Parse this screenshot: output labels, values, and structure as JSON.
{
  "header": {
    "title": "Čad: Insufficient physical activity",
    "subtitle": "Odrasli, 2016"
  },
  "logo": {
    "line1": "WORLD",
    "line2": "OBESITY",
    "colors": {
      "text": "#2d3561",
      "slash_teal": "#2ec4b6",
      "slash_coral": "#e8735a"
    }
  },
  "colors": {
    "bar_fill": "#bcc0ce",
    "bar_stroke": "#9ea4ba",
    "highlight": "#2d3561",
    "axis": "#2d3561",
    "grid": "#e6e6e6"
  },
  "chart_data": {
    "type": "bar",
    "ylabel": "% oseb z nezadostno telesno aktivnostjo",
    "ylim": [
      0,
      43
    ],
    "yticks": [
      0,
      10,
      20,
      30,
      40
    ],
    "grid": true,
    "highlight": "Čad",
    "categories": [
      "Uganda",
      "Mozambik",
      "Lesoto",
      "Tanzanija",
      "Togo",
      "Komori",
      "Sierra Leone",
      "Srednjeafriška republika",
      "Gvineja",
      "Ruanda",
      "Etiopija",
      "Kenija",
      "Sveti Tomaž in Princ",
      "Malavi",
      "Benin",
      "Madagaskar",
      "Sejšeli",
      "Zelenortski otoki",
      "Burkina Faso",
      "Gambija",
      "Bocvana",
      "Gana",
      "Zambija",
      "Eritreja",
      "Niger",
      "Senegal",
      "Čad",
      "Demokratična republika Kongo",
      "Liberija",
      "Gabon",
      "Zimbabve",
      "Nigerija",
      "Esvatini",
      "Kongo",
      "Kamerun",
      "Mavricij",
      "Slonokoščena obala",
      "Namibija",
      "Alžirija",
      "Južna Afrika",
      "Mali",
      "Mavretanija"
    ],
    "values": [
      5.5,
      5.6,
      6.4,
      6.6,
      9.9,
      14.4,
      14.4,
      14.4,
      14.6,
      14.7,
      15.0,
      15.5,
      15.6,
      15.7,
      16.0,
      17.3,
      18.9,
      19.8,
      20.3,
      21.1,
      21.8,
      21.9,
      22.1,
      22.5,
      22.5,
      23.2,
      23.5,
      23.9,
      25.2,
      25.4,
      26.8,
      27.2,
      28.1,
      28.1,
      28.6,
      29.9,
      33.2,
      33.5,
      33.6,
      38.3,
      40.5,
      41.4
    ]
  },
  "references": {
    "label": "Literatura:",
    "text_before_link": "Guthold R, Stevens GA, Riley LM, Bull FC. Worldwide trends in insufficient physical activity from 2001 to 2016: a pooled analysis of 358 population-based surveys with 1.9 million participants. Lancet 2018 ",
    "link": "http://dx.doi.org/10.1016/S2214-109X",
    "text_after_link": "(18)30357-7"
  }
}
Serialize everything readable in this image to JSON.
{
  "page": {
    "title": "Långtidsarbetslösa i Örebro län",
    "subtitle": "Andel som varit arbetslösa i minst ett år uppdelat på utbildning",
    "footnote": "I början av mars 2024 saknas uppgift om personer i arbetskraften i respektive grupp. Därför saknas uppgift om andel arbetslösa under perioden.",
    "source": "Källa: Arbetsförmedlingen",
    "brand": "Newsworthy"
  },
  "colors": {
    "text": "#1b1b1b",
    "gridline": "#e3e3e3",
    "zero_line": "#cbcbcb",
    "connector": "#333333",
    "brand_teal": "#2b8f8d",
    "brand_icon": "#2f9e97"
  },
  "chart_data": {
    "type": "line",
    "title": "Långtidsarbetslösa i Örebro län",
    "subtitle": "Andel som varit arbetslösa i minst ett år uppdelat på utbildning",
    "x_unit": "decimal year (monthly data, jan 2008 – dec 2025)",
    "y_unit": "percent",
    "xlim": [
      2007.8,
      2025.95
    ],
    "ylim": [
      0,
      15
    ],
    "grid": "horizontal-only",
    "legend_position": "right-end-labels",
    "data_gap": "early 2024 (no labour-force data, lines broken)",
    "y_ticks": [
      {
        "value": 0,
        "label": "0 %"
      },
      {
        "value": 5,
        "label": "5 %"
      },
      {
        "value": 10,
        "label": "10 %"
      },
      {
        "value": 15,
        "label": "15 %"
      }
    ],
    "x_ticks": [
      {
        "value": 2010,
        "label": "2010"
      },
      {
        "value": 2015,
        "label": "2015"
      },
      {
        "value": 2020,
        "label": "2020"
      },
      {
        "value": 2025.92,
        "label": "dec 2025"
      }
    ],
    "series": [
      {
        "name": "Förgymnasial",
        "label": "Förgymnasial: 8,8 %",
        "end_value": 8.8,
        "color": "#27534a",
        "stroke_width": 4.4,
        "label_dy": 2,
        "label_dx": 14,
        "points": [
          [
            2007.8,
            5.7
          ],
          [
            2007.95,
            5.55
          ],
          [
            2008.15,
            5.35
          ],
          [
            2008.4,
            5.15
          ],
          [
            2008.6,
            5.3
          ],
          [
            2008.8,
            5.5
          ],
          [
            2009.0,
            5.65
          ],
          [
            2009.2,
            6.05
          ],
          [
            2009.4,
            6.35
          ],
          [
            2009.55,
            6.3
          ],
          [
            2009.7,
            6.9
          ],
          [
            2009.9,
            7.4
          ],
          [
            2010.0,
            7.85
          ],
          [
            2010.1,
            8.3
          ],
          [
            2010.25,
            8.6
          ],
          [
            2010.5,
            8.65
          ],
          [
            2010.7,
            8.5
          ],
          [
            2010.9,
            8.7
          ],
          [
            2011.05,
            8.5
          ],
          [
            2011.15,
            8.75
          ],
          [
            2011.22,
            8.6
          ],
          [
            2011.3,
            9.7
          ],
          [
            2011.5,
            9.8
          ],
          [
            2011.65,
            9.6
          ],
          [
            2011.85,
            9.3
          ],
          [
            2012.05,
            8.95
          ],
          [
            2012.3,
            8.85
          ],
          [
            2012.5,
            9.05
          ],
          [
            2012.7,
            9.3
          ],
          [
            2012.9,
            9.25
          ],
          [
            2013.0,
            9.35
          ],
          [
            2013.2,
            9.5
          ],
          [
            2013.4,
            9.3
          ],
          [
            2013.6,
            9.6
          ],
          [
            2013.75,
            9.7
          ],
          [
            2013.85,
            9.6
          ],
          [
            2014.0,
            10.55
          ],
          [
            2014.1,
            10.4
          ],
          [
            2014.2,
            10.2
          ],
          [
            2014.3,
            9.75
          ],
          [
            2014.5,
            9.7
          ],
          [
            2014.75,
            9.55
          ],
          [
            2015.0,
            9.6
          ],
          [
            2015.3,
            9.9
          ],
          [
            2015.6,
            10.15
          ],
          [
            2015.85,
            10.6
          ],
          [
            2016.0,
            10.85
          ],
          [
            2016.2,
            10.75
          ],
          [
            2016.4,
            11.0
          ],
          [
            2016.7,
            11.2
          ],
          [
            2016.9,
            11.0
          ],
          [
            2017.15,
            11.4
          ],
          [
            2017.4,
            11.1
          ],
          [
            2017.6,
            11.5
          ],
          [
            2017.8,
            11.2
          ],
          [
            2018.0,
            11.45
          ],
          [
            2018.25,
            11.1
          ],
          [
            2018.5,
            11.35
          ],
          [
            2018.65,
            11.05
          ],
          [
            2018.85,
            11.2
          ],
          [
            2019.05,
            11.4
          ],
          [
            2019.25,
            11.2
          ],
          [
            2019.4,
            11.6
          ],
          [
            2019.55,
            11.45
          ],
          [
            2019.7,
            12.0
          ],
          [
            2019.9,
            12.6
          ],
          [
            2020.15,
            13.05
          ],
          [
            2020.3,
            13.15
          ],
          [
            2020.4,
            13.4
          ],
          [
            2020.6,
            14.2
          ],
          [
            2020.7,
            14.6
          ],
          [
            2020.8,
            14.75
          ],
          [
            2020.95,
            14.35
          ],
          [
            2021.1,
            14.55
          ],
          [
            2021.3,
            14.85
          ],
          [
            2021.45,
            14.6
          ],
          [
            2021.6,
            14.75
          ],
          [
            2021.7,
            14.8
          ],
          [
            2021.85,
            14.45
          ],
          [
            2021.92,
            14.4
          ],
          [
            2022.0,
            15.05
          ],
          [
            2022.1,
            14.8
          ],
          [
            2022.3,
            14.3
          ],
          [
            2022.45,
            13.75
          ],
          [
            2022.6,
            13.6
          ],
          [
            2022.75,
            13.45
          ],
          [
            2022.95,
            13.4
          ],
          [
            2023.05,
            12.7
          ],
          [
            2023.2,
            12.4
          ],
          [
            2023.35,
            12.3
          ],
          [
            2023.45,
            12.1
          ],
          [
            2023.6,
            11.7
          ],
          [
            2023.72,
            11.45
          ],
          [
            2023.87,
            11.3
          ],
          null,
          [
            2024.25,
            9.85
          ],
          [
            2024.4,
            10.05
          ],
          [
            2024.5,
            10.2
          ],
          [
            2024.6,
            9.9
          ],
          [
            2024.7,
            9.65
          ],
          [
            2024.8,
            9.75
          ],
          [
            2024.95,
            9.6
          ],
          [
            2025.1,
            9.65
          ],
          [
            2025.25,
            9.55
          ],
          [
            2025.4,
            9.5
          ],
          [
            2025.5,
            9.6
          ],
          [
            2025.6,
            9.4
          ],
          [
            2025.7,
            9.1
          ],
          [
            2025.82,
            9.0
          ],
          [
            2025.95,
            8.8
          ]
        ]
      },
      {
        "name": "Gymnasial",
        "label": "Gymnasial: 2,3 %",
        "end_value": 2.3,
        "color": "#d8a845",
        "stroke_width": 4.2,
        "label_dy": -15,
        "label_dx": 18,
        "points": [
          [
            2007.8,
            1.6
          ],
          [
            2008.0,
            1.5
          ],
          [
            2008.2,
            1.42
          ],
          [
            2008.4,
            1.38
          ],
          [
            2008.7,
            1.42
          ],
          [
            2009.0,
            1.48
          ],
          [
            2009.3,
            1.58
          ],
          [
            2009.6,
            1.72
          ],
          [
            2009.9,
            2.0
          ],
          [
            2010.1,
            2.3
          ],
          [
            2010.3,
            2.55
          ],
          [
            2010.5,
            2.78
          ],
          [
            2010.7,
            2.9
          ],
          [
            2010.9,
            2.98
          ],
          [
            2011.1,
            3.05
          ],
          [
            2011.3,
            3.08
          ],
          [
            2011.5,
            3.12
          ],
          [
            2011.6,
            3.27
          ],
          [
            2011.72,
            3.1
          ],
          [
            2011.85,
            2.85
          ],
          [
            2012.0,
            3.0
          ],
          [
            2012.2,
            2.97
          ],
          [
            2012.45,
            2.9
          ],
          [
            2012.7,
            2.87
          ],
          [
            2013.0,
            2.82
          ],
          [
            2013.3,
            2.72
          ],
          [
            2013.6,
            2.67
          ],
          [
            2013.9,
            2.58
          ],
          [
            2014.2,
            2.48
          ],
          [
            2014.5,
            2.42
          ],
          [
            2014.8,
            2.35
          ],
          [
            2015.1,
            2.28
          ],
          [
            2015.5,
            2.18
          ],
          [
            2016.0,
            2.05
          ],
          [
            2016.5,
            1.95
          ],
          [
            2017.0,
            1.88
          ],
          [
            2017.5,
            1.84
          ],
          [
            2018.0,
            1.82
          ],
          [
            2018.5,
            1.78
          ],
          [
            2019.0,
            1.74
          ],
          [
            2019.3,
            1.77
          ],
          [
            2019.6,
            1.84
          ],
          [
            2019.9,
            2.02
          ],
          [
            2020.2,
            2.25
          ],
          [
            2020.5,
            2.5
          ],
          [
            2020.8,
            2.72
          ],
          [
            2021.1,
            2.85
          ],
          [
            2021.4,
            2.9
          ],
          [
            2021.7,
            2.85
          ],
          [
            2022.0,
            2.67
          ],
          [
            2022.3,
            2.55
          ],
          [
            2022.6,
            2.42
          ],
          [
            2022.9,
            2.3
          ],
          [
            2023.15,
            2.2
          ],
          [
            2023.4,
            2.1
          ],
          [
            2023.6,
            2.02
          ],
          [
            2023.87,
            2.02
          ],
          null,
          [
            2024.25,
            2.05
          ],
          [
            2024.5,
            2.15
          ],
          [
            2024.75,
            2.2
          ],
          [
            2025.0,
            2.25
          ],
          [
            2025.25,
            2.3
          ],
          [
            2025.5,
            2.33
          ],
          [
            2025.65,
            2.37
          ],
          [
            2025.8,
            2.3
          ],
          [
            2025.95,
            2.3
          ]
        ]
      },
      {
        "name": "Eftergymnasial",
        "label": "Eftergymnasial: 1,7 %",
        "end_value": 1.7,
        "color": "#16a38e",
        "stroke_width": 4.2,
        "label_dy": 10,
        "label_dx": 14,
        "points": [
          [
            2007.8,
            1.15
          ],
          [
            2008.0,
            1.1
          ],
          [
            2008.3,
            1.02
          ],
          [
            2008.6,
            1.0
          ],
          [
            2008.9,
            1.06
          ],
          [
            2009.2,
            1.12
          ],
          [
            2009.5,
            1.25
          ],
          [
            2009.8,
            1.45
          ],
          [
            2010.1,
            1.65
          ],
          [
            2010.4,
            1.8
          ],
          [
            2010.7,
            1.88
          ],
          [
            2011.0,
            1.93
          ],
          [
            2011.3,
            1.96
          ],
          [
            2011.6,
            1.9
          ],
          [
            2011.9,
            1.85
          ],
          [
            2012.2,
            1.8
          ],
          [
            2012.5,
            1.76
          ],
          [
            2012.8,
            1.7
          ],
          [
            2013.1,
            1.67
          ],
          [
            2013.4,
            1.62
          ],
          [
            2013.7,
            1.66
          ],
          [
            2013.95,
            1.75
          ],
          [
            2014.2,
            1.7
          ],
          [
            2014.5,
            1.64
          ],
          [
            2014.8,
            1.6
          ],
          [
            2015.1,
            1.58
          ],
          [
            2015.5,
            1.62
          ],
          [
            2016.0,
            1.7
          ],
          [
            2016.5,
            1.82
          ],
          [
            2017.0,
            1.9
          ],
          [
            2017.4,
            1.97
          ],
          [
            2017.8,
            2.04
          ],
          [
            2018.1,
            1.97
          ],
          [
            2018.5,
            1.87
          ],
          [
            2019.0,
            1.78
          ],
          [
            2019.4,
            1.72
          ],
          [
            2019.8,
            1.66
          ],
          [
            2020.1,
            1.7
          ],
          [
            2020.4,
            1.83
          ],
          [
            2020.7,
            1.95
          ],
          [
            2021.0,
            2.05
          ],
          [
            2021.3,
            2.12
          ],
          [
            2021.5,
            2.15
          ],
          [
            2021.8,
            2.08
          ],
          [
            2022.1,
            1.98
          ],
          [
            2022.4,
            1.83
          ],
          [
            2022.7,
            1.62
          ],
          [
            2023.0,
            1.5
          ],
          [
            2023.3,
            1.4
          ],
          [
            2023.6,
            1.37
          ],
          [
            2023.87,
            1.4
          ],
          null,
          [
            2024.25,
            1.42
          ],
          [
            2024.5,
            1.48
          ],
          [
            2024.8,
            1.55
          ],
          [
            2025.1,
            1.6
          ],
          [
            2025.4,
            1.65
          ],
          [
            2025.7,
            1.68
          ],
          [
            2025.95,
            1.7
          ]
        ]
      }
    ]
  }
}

#####

**PROBLEM DESCRIPTION**
From the records given above, copy all lines containing "physical".

**SOLVED EXERCISE**
    "title": "Čad: Insufficient physical activity",
    "text_before_link": "Guthold R, Stevens GA, Riley LM, Bull FC. Worldwide trends in insufficient physical activity from 2001 to 2016: a pooled analysis of 358 population-based surveys with 1.9 million participants. Lancet 2018 ",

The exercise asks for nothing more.